Instructions to follow:
Copy every record below, exactly as written.

Dataset excerpt:
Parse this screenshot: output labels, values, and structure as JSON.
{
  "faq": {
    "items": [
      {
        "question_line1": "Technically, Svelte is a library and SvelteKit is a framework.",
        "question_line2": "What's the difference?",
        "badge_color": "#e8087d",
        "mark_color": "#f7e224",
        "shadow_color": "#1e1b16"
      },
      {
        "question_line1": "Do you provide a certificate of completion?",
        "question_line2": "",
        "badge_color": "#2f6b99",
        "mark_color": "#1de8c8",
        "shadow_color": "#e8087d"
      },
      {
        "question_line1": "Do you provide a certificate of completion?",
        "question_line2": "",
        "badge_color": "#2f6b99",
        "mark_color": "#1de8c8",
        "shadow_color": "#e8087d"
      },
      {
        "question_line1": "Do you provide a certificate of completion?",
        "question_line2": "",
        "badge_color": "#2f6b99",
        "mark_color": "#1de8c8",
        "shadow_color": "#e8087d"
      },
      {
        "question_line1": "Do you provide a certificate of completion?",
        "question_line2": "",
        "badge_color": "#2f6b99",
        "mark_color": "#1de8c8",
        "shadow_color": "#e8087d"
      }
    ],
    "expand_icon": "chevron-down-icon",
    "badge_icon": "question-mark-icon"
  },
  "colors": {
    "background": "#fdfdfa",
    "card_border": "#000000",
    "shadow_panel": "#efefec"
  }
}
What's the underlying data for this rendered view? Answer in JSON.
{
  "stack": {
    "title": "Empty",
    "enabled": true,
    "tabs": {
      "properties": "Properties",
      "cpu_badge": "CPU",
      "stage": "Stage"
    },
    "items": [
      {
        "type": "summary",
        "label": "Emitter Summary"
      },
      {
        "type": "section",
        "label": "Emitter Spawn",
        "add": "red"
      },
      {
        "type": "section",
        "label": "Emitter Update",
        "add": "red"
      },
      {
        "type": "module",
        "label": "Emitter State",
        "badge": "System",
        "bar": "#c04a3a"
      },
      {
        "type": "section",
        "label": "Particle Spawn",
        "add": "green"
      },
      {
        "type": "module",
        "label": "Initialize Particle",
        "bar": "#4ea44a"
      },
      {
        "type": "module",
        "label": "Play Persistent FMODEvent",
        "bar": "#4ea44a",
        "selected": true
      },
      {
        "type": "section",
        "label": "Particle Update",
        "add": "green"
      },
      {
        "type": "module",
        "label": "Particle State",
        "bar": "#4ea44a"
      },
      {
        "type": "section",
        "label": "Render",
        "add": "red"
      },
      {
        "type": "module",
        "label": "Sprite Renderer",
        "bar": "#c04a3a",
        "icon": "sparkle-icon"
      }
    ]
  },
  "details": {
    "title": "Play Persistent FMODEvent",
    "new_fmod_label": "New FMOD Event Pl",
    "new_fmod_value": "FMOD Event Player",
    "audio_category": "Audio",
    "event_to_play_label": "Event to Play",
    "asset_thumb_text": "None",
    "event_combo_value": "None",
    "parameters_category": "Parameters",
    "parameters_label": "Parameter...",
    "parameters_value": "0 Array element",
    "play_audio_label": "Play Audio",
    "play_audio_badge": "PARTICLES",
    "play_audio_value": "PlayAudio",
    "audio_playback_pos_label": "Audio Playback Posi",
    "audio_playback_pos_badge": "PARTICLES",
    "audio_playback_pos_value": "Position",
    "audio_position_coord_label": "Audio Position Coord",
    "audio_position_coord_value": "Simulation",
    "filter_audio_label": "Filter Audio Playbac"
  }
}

Solution to this problem:
Parse this screenshot: output labels, values, and structure as JSON.
{
  "faq": {
    "items": [
      {
        "question_line1": "Technically, Svelte is a library and SvelteKit is a framework.",
        "question_line2": "What's the difference?",
        "badge_color": "#e8087d",
        "mark_color": "#f7e224",
        "shadow_color": "#1e1b16"
      },
      {
        "question_line1": "Do you provide a certificate of completion?",
        "question_line2": "",
        "badge_color": "#2f6b99",
        "mark_color": "#1de8c8",
        "shadow_color": "#e8087d"
      },
      {
        "question_line1": "Do you provide a certificate of completion?",
        "question_line2": "",
        "badge_color": "#2f6b99",
        "mark_color": "#1de8c8",
        "shadow_color": "#e8087d"
      },
      {
        "question_line1": "Do you provide a certificate of completion?",
        "question_line2": "",
        "badge_color": "#2f6b99",
        "mark_color": "#1de8c8",
        "shadow_color": "#e8087d"
      },
      {
        "question_line1": "Do you provide a certificate of completion?",
        "question_line2": "",
        "badge_color": "#2f6b99",
        "mark_color": "#1de8c8",
        "shadow_color": "#e8087d"
      }
    ],
    "expand_icon": "chevron-down-icon",
    "badge_icon": "question-mark-icon"
  },
  "colors": {
    "background": "#fdfdfa",
    "card_border": "#000000",
    "shadow_panel": "#efefec"
  }
}
What's the underlying data for this rendered view? Answer in JSON.
{
  "stack": {
    "title": "Empty",
    "enabled": true,
    "tabs": {
      "properties": "Properties",
      "cpu_badge": "CPU",
      "stage": "Stage"
    },
    "items": [
      {
        "type": "summary",
        "label": "Emitter Summary"
      },
      {
        "type": "section",
        "label": "Emitter Spawn",
        "add": "red"
      },
      {
        "type": "section",
        "label": "Emitter Update",
        "add": "red"
      },
      {
        "type": "module",
        "label": "Emitter State",
        "badge": "System",
        "bar": "#c04a3a"
      },
      {
        "type": "section",
        "label": "Particle Spawn",
        "add": "green"
      },
      {
        "type": "module",
        "label": "Initialize Particle",
        "bar": "#4ea44a"
      },
      {
        "type": "module",
        "label": "Play Persistent FMODEvent",
        "bar": "#4ea44a",
        "selected": true
      },
      {
        "type": "section",
        "label": "Particle Update",
        "add": "green"
      },
      {
        "type": "module",
        "label": "Particle State",
        "bar": "#4ea44a"
      },
      {
        "type": "section",
        "label": "Render",
        "add": "red"
      },
      {
        "type": "module",
        "label": "Sprite Renderer",
        "bar": "#c04a3a",
        "icon": "sparkle-icon"
      }
    ]
  },
  "details": {
    "title": "Play Persistent FMODEvent",
    "new_fmod_label": "New FMOD Event Pl",
    "new_fmod_value": "FMOD Event Player",
    "audio_category": "Audio",
    "event_to_play_label": "Event to Play",
    "asset_thumb_text": "None",
    "event_combo_value": "None",
    "parameters_category": "Parameters",
    "parameters_label": "Parameter...",
    "parameters_value": "0 Array element",
    "play_audio_label": "Play Audio",
    "play_audio_badge": "PARTICLES",
    "play_audio_value": "PlayAudio",
    "audio_playback_pos_label": "Audio Playback Posi",
    "audio_playback_pos_badge": "PARTICLES",
    "audio_playback_pos_value": "Position",
    "audio_position_coord_label": "Audio Position Coord",
    "audio_position_coord_value": "Simulation",
    "filter_audio_label": "Filter Audio Playbac"
  }
}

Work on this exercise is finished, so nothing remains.